OBJECTIVE →
Word for word, quote all of the material, omitting the pictures.

Records contained in a dataset
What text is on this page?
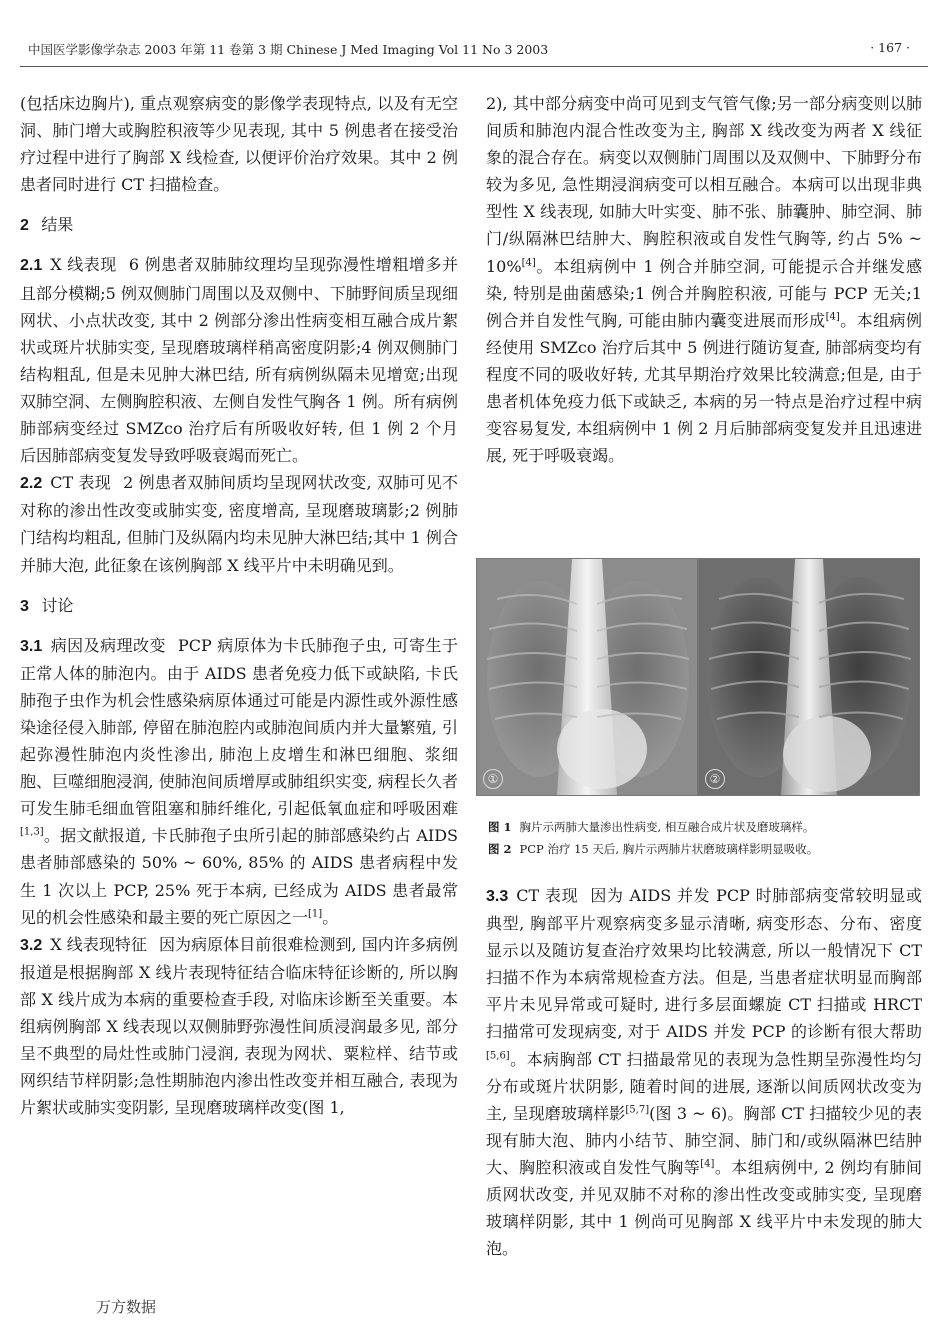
中国医学影像学杂志 2003 年第 11 卷第 3 期 Chinese J Med Imaging Vol 11 No 3 2003	· 167 ·

(包括床边胸片), 重点观察病变的影像学表现特点, 以及有无空洞、肺门增大或胸腔积液等少见表现, 其中 5 例患者在接受治疗过程中进行了胸部 X 线检查, 以便评价治疗效果。其中 2 例患者同时进行 CT 扫描检查。

2 结果

2.1 X 线表现 6 例患者双肺肺纹理均呈现弥漫性增粗增多并且部分模糊;5 例双侧肺门周围以及双侧中、下肺野间质呈现细网状、小点状改变, 其中 2 例部分渗出性病变相互融合成片絮状或斑片状肺实变, 呈现磨玻璃样稍高密度阴影;4 例双侧肺门结构粗乱, 但是未见肿大淋巴结, 所有病例纵隔未见增宽;出现双肺空洞、左侧胸腔积液、左侧自发性气胸各 1 例。所有病例肺部病变经过 SMZco 治疗后有所吸收好转, 但 1 例 2 个月后因肺部病变复发导致呼吸衰竭而死亡。

2.2 CT 表现 2 例患者双肺间质均呈现网状改变, 双肺可见不对称的渗出性改变或肺实变, 密度增高, 呈现磨玻璃影;2 例肺门结构均粗乱, 但肺门及纵隔内均未见肿大淋巴结;其中 1 例合并肺大泡, 此征象在该例胸部 X 线平片中未明确见到。

3 讨论

3.1 病因及病理改变 PCP 病原体为卡氏肺孢子虫, 可寄生于正常人体的肺泡内。由于 AIDS 患者免疫力低下或缺陷, 卡氏肺孢子虫作为机会性感染病原体通过可能是内源性或外源性感染途径侵入肺部, 停留在肺泡腔内或肺泡间质内并大量繁殖, 引起弥漫性肺泡内炎性渗出, 肺泡上皮增生和淋巴细胞、浆细胞、巨噬细胞浸润, 使肺泡间质增厚或肺组织实变, 病程长久者可发生肺毛细血管阻塞和肺纤维化, 引起低氧血症和呼吸困难[1,3]。据文献报道, 卡氏肺孢子虫所引起的肺部感染约占 AIDS 患者肺部感染的 50% ~ 60%, 85% 的 AIDS 患者病程中发生 1 次以上 PCP, 25% 死于本病, 已经成为 AIDS 患者最常见的机会性感染和最主要的死亡原因之一[1]。

3.2 X 线表现特征 因为病原体目前很难检测到, 国内许多病例报道是根据胸部 X 线片表现特征结合临床特征诊断的, 所以胸部 X 线片成为本病的重要检查手段, 对临床诊断至关重要。本组病例胸部 X 线表现以双侧肺野弥漫性间质浸润最多见, 部分呈不典型的局灶性或肺门浸润, 表现为网状、粟粒样、结节或网织结节样阴影;急性期肺泡内渗出性改变并相互融合, 表现为片絮状或肺实变阴影, 呈现磨玻璃样改变(图 1,

2), 其中部分病变中尚可见到支气管气像;另一部分病变则以肺间质和肺泡内混合性改变为主, 胸部 X 线改变为两者 X 线征象的混合存在。病变以双侧肺门周围以及双侧中、下肺野分布较为多见, 急性期浸润病变可以相互融合。本病可以出现非典型性 X 线表现, 如肺大叶实变、肺不张、肺囊肿、肺空洞、肺门/纵隔淋巴结肿大、胸腔积液或自发性气胸等, 约占 5% ~ 10%[4]。本组病例中 1 例合并肺空洞, 可能提示合并继发感染, 特别是曲菌感染;1 例合并胸腔积液, 可能与 PCP 无关;1 例合并自发性气胸, 可能由肺内囊变进展而形成[4]。本组病例经使用 SMZco 治疗后其中 5 例进行随访复查, 肺部病变均有程度不同的吸收好转, 尤其早期治疗效果比较满意;但是, 由于患者机体免疫力低下或缺乏, 本病的另一特点是治疗过程中病变容易复发, 本组病例中 1 例 2 月后肺部病变复发并且迅速进展, 死于呼吸衰竭。

①	②
图 1 胸片示两肺大量渗出性病变, 相互融合成片状及磨玻璃样。
图 2 PCP 治疗 15 天后, 胸片示两肺片状磨玻璃样影明显吸收。

3.3 CT 表现 因为 AIDS 并发 PCP 时肺部病变常较明显或典型, 胸部平片观察病变多显示清晰, 病变形态、分布、密度显示以及随访复查治疗效果均比较满意, 所以一般情况下 CT 扫描不作为本病常规检查方法。但是, 当患者症状明显而胸部平片未见异常或可疑时, 进行多层面螺旋 CT 扫描或 HRCT 扫描常可发现病变, 对于 AIDS 并发 PCP 的诊断有很大帮助[5,6]。本病胸部 CT 扫描最常见的表现为急性期呈弥漫性均匀分布或斑片状阴影, 随着时间的进展, 逐渐以间质网状改变为主, 呈现磨玻璃样影[5,7](图 3 ~ 6)。胸部 CT 扫描较少见的表现有肺大泡、肺内小结节、肺空洞、肺门和/或纵隔淋巴结肿大、胸腔积液或自发性气胸等[4]。本组病例中, 2 例均有肺间质网状改变, 并见双肺不对称的渗出性改变或肺实变, 呈现磨玻璃样阴影, 其中 1 例尚可见胸部 X 线平片中未发现的肺大泡。

万方数据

SOLUTION TO THIS TASK →
What text is on this page?
中国医学影像学杂志 2003 年第 11 卷第 3 期 Chinese J Med Imaging Vol 11 No 3 2003	· 167 ·

(包括床边胸片), 重点观察病变的影像学表现特点, 以及有无空洞、肺门增大或胸腔积液等少见表现, 其中 5 例患者在接受治疗过程中进行了胸部 X 线检查, 以便评价治疗效果。其中 2 例患者同时进行 CT 扫描检查。

2 结果

2.1 X 线表现 6 例患者双肺肺纹理均呈现弥漫性增粗增多并且部分模糊;5 例双侧肺门周围以及双侧中、下肺野间质呈现细网状、小点状改变, 其中 2 例部分渗出性病变相互融合成片絮状或斑片状肺实变, 呈现磨玻璃样稍高密度阴影;4 例双侧肺门结构粗乱, 但是未见肿大淋巴结, 所有病例纵隔未见增宽;出现双肺空洞、左侧胸腔积液、左侧自发性气胸各 1 例。所有病例肺部病变经过 SMZco 治疗后有所吸收好转, 但 1 例 2 个月后因肺部病变复发导致呼吸衰竭而死亡。

2.2 CT 表现 2 例患者双肺间质均呈现网状改变, 双肺可见不对称的渗出性改变或肺实变, 密度增高, 呈现磨玻璃影;2 例肺门结构均粗乱, 但肺门及纵隔内均未见肿大淋巴结;其中 1 例合并肺大泡, 此征象在该例胸部 X 线平片中未明确见到。

3 讨论

3.1 病因及病理改变 PCP 病原体为卡氏肺孢子虫, 可寄生于正常人体的肺泡内。由于 AIDS 患者免疫力低下或缺陷, 卡氏肺孢子虫作为机会性感染病原体通过可能是内源性或外源性感染途径侵入肺部, 停留在肺泡腔内或肺泡间质内并大量繁殖, 引起弥漫性肺泡内炎性渗出, 肺泡上皮增生和淋巴细胞、浆细胞、巨噬细胞浸润, 使肺泡间质增厚或肺组织实变, 病程长久者可发生肺毛细血管阻塞和肺纤维化, 引起低氧血症和呼吸困难[1,3]。据文献报道, 卡氏肺孢子虫所引起的肺部感染约占 AIDS 患者肺部感染的 50% ~ 60%, 85% 的 AIDS 患者病程中发生 1 次以上 PCP, 25% 死于本病, 已经成为 AIDS 患者最常见的机会性感染和最主要的死亡原因之一[1]。

3.2 X 线表现特征 因为病原体目前很难检测到, 国内许多病例报道是根据胸部 X 线片表现特征结合临床特征诊断的, 所以胸部 X 线片成为本病的重要检查手段, 对临床诊断至关重要。本组病例胸部 X 线表现以双侧肺野弥漫性间质浸润最多见, 部分呈不典型的局灶性或肺门浸润, 表现为网状、粟粒样、结节或网织结节样阴影;急性期肺泡内渗出性改变并相互融合, 表现为片絮状或肺实变阴影, 呈现磨玻璃样改变(图 1,

2), 其中部分病变中尚可见到支气管气像;另一部分病变则以肺间质和肺泡内混合性改变为主, 胸部 X 线改变为两者 X 线征象的混合存在。病变以双侧肺门周围以及双侧中、下肺野分布较为多见, 急性期浸润病变可以相互融合。本病可以出现非典型性 X 线表现, 如肺大叶实变、肺不张、肺囊肿、肺空洞、肺门/纵隔淋巴结肿大、胸腔积液或自发性气胸等, 约占 5% ~ 10%[4]。本组病例中 1 例合并肺空洞, 可能提示合并继发感染, 特别是曲菌感染;1 例合并胸腔积液, 可能与 PCP 无关;1 例合并自发性气胸, 可能由肺内囊变进展而形成[4]。本组病例经使用 SMZco 治疗后其中 5 例进行随访复查, 肺部病变均有程度不同的吸收好转, 尤其早期治疗效果比较满意;但是, 由于患者机体免疫力低下或缺乏, 本病的另一特点是治疗过程中病变容易复发, 本组病例中 1 例 2 月后肺部病变复发并且迅速进展, 死于呼吸衰竭。

①	②
图 1 胸片示两肺大量渗出性病变, 相互融合成片状及磨玻璃样。
图 2 PCP 治疗 15 天后, 胸片示两肺片状磨玻璃样影明显吸收。

3.3 CT 表现 因为 AIDS 并发 PCP 时肺部病变常较明显或典型, 胸部平片观察病变多显示清晰, 病变形态、分布、密度显示以及随访复查治疗效果均比较满意, 所以一般情况下 CT 扫描不作为本病常规检查方法。但是, 当患者症状明显而胸部平片未见异常或可疑时, 进行多层面螺旋 CT 扫描或 HRCT 扫描常可发现病变, 对于 AIDS 并发 PCP 的诊断有很大帮助[5,6]。本病胸部 CT 扫描最常见的表现为急性期呈弥漫性均匀分布或斑片状阴影, 随着时间的进展, 逐渐以间质网状改变为主, 呈现磨玻璃样影[5,7](图 3 ~ 6)。胸部 CT 扫描较少见的表现有肺大泡、肺内小结节、肺空洞、肺门和/或纵隔淋巴结肿大、胸腔积液或自发性气胸等[4]。本组病例中, 2 例均有肺间质网状改变, 并见双肺不对称的渗出性改变或肺实变, 呈现磨玻璃样阴影, 其中 1 例尚可见胸部 X 线平片中未发现的肺大泡。

万方数据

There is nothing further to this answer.